*Instruction*
Can you retype, word for word, the part of the aeroelastic model text that runs from "The spatial scaling" to "at steady state."?

*Given passage*
We shall tune the parameter \(\wp \) accordingly in the ensuing analysis to see the effect of the vertical gust component (inside \([\hat{N}]\)) in the framework of the original problem. For the subsequent analysis, (2.11) forms the basis of the model that will be considered and it collapses to the aeroelastic problem for the case \(\wp = \frac{1}{\epsilon }\).

The system (2.11) cannot be solved explicitly. However, under some assumptions made with respect to the nonlinearities, we can obtain approximate solutions. These assumptions are based on the physics of the problem and the phenomena that one is interested in studying. To this end, we shall be more specific and study the effects of noise on systems that are close to certain bifurcation points, i.e. we analyze (2.11) in a neighborhood of a critical system parameter, \(U_m=U_m^c\). We first introduce the following scalings as in Namachchivaya and Van Roessel [4]:

$$\begin{aligned} {\underline{q}}\rightarrow \epsilon \underline{q}, \quad \left( U_m-U_m^c\right) \rightarrow \epsilon ^2 \beta . \end{aligned}$$

The spatial scaling is justified from the fact that we are considering perturbations about the trivial solution in analyzing stability. Furthermore, the additive forcing is of \(\mathcal O(\epsilon ^2)\) in (2.11) and so the system decays to the trivial solution at steady state.

Consider a transformation,

$$\begin{aligned} {\underline{q}}_{\tau } = [T] \left[ {v^{\epsilon }_{\tau }}\right] \end{aligned}$$

(2.12)

*Information shown*

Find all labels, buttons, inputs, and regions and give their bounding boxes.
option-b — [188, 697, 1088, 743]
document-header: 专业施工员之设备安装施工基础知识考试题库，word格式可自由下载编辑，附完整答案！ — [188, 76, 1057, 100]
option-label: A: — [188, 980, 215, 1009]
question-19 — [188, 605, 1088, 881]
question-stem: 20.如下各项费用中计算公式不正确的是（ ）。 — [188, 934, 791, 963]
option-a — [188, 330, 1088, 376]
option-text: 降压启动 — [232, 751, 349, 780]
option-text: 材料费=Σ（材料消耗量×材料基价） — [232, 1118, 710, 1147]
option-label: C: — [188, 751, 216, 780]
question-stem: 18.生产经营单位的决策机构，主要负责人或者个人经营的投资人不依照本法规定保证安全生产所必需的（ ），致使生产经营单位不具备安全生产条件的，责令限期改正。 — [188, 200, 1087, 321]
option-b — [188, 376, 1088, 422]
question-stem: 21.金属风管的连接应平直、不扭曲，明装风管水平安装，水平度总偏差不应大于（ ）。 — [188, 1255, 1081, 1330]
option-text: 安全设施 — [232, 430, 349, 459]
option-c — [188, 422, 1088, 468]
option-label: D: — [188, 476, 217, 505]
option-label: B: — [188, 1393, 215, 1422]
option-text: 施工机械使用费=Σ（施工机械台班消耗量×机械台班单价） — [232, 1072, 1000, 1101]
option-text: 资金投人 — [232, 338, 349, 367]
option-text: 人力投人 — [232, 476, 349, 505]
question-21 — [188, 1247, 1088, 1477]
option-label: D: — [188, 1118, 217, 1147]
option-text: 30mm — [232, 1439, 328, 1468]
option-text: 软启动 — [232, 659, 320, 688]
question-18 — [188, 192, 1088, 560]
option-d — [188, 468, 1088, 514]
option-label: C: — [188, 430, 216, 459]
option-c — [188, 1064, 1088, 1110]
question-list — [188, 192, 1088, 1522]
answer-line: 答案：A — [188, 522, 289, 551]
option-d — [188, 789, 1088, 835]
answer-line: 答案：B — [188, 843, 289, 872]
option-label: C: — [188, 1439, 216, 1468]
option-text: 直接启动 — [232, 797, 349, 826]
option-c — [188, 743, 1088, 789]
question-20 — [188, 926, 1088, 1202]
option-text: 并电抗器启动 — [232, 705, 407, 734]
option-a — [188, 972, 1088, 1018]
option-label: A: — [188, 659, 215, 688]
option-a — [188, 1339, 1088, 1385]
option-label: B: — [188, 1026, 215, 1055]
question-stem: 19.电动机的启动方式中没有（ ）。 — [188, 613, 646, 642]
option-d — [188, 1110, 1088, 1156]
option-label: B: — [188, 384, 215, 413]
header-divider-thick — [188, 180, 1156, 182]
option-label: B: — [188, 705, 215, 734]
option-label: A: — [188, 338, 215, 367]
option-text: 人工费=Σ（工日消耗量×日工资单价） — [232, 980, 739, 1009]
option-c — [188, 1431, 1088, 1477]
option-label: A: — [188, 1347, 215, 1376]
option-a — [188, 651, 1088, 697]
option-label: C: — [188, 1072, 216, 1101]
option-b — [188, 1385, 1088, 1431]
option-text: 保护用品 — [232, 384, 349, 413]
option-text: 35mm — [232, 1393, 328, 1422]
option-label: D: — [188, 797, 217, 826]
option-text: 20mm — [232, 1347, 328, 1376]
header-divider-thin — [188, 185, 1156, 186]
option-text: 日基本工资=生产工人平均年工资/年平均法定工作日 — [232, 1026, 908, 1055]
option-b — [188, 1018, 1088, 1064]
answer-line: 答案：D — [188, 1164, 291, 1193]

*Exercise response*
The spatial scaling is justified from the fact that we are considering perturbations about the trivial solution in analyzing stability. Furthermore, the additive forcing is of \(\mathcal O(\epsilon ^2)\) in (2.11) and so the system decays to the trivial solution at steady state.